Task
From the entries below, report how many lines contain the string "viên". Give only that number.

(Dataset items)

== == ==

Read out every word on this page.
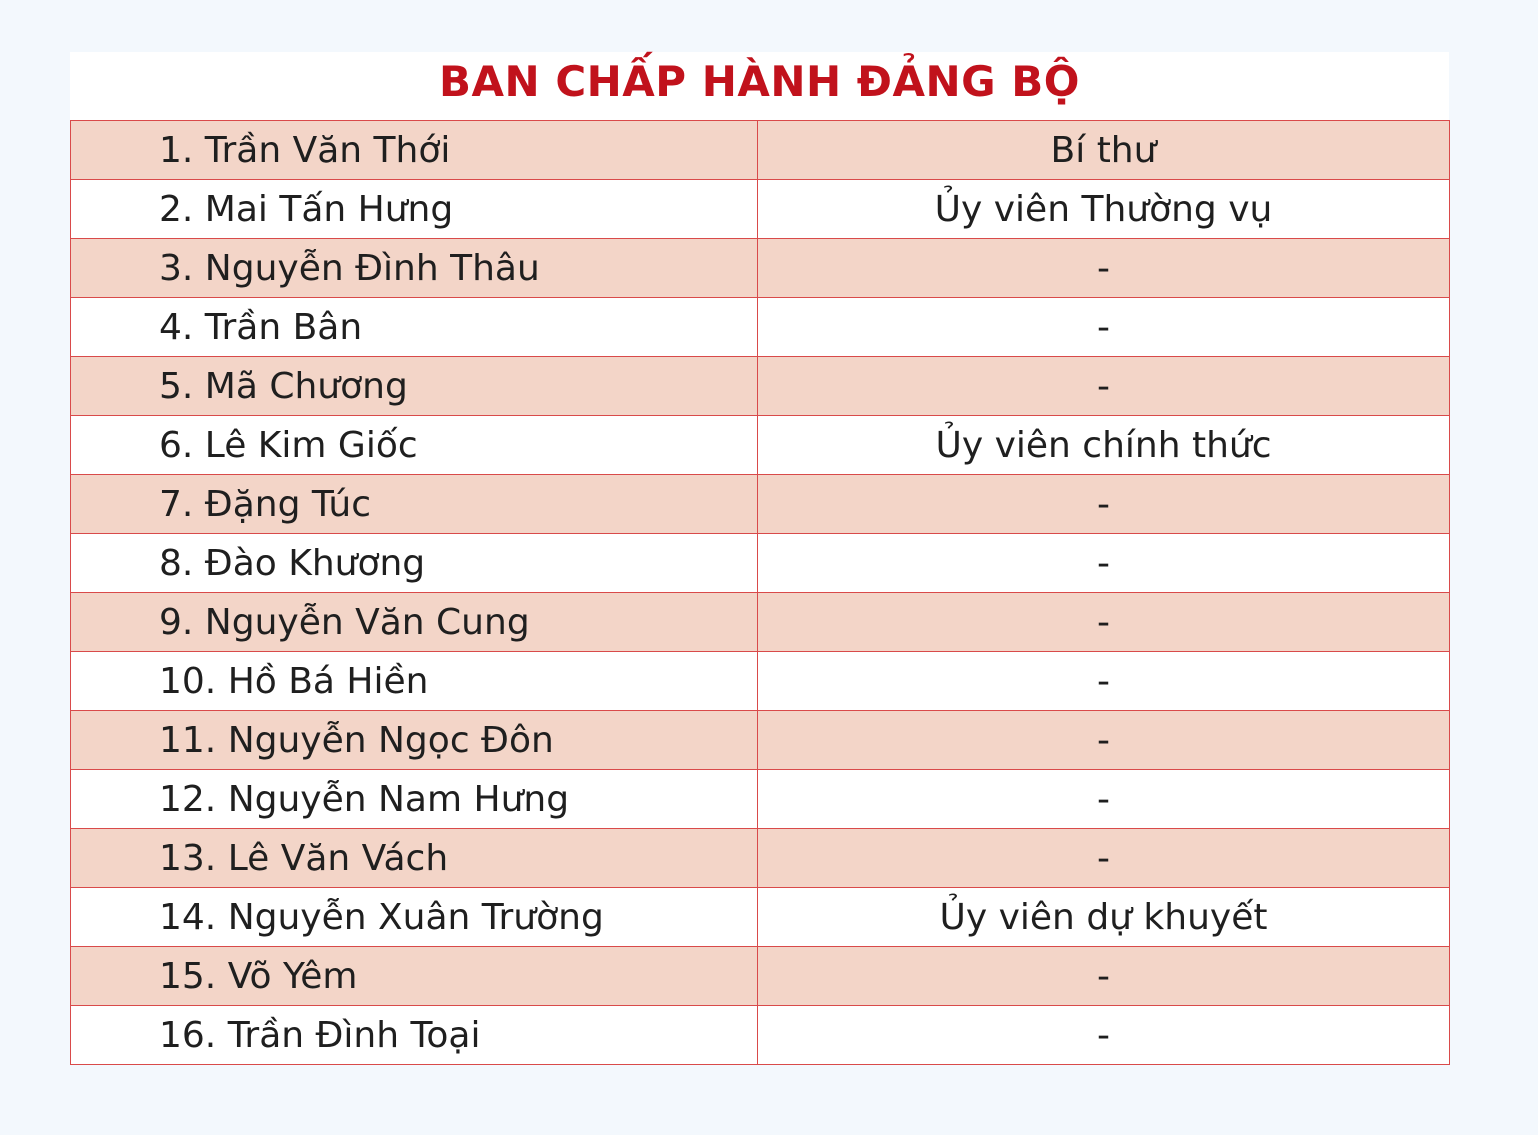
BAN CHẤP HÀNH ĐẢNG BỘ
1. Trần Văn Thới	Bí thư
2. Mai Tấn Hưng	Ủy viên Thường vụ
3. Nguyễn Đình Thâu	-
4. Trần Bân	-
5. Mã Chương	-
6. Lê Kim Giốc	Ủy viên chính thức
7. Đặng Túc	-
8. Đào Khương	-
9. Nguyễn Văn Cung	-
10. Hồ Bá Hiền	-
11. Nguyễn Ngọc Đôn	-
12. Nguyễn Nam Hưng	-
13. Lê Văn Vách	-
14. Nguyễn Xuân Trường	Ủy viên dự khuyết
15. Võ Yêm	-
16. Trần Đình Toại	-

== == ==

Exercise response
3